**Data provided**
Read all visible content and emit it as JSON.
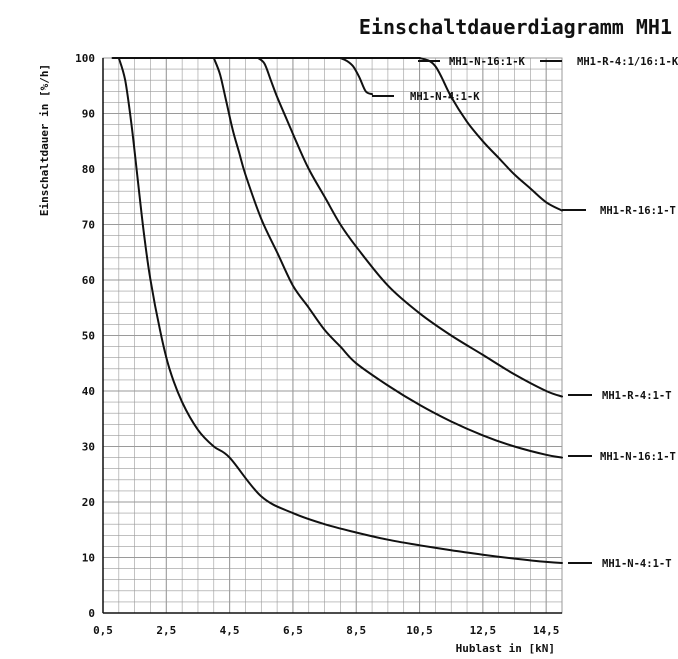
{
  "chart_data": {
    "type": "line",
    "title": "Einschaltdauerdiagramm MH1",
    "xlabel": "Hublast in [kN]",
    "ylabel": "Einschaltdauer in [%/h]",
    "xlim": [
      0.5,
      15.0
    ],
    "ylim": [
      0,
      100
    ],
    "x_ticks": [
      "0,5",
      "2,5",
      "4,5",
      "6,5",
      "8,5",
      "10,5",
      "12,5",
      "14,5"
    ],
    "x_tick_values": [
      0.5,
      2.5,
      4.5,
      6.5,
      8.5,
      10.5,
      12.5,
      14.5
    ],
    "y_ticks": [
      "0",
      "10",
      "20",
      "30",
      "40",
      "50",
      "60",
      "70",
      "80",
      "90",
      "100"
    ],
    "y_tick_values": [
      0,
      10,
      20,
      30,
      40,
      50,
      60,
      70,
      80,
      90,
      100
    ],
    "grid": true,
    "series": [
      {
        "name": "MH1-N-4:1-T",
        "x": [
          1.0,
          1.2,
          1.4,
          1.6,
          1.8,
          2.0,
          2.3,
          2.6,
          3.0,
          3.5,
          4.0,
          4.5,
          5.5,
          6.5,
          7.5,
          8.5,
          9.5,
          10.5,
          11.5,
          12.5,
          13.5,
          14.5,
          15.0
        ],
        "y": [
          100,
          96,
          88,
          78,
          68,
          60,
          51,
          44,
          38,
          33,
          30,
          28,
          21,
          18,
          16,
          14.5,
          13.2,
          12.2,
          11.3,
          10.5,
          9.8,
          9.2,
          9.0
        ]
      },
      {
        "name": "MH1-N-16:1-T",
        "x": [
          4.0,
          4.2,
          4.4,
          4.6,
          4.8,
          5.0,
          5.5,
          6.0,
          6.5,
          7.0,
          7.5,
          8.0,
          8.5,
          9.5,
          10.5,
          11.5,
          12.5,
          13.5,
          14.5,
          15.0
        ],
        "y": [
          100,
          97,
          92,
          87,
          83,
          79,
          71,
          65,
          59,
          55,
          51,
          48,
          45,
          41,
          37.5,
          34.5,
          32,
          30,
          28.5,
          28.0
        ]
      },
      {
        "name": "MH1-R-4:1-T",
        "x": [
          5.4,
          5.6,
          5.8,
          6.0,
          6.3,
          6.6,
          7.0,
          7.5,
          8.0,
          8.5,
          9.5,
          10.5,
          11.5,
          12.5,
          13.5,
          14.5,
          15.0
        ],
        "y": [
          100,
          99,
          96,
          93,
          89,
          85,
          80,
          75,
          70,
          66,
          59,
          54,
          50,
          46.5,
          43,
          40,
          39.0
        ]
      },
      {
        "name": "MH1-N-4:1-K",
        "x": [
          8.0,
          8.2,
          8.4,
          8.6,
          8.8,
          9.0
        ],
        "y": [
          100,
          99.5,
          98.5,
          96.5,
          94,
          93.5
        ]
      },
      {
        "name": "MH1-N-16:1-K",
        "x": [
          0.8,
          9.8
        ],
        "y": [
          100,
          100
        ]
      },
      {
        "name": "MH1-R-4:1/16:1-K",
        "x": [
          9.8,
          10.5
        ],
        "y": [
          100,
          100
        ]
      },
      {
        "name": "MH1-R-16:1-T",
        "x": [
          10.5,
          10.8,
          11.0,
          11.2,
          11.5,
          12.0,
          12.5,
          13.0,
          13.5,
          14.0,
          14.5,
          15.0
        ],
        "y": [
          100,
          99.5,
          98.5,
          96.5,
          93,
          88.5,
          85,
          82,
          79,
          76.5,
          74,
          72.5
        ]
      }
    ],
    "series_labels": [
      {
        "text": "MH1-N-16:1-K",
        "series": "MH1-N-16:1-K"
      },
      {
        "text": "MH1-R-4:1/16:1-K",
        "series": "MH1-R-4:1/16:1-K"
      },
      {
        "text": "MH1-N-4:1-K",
        "series": "MH1-N-4:1-K"
      },
      {
        "text": "MH1-R-16:1-T",
        "series": "MH1-R-16:1-T"
      },
      {
        "text": "MH1-R-4:1-T",
        "series": "MH1-R-4:1-T"
      },
      {
        "text": "MH1-N-16:1-T",
        "series": "MH1-N-16:1-T"
      },
      {
        "text": "MH1-N-4:1-T",
        "series": "MH1-N-4:1-T"
      }
    ],
    "colors": {
      "curve": "#111111",
      "grid": "#9a9a9a",
      "frame": "#111111"
    }
  }
}
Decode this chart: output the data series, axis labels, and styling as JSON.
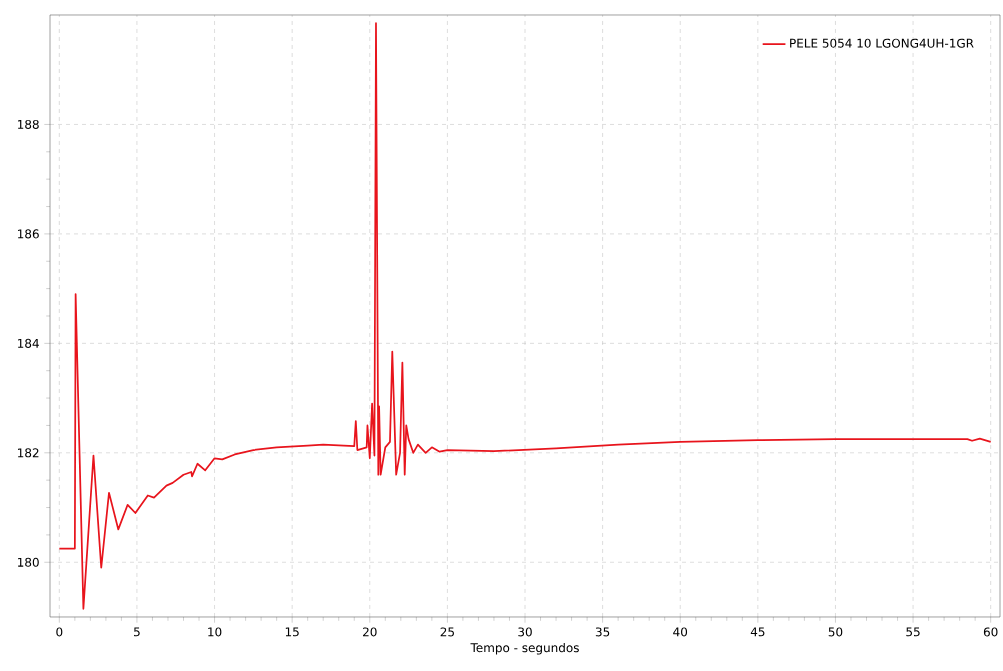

**The task**
Locate the word "text" in the data above. Copy every line carrying it.

**Answer to this task**
        "text": "MH1-N-16:1-K",
        "text": "MH1-R-4:1/16:1-K",
        "text": "MH1-N-4:1-K",
        "text": "MH1-R-16:1-T",
        "text": "MH1-R-4:1-T",
        "text": "MH1-N-16:1-T",
        "text": "MH1-N-4:1-T",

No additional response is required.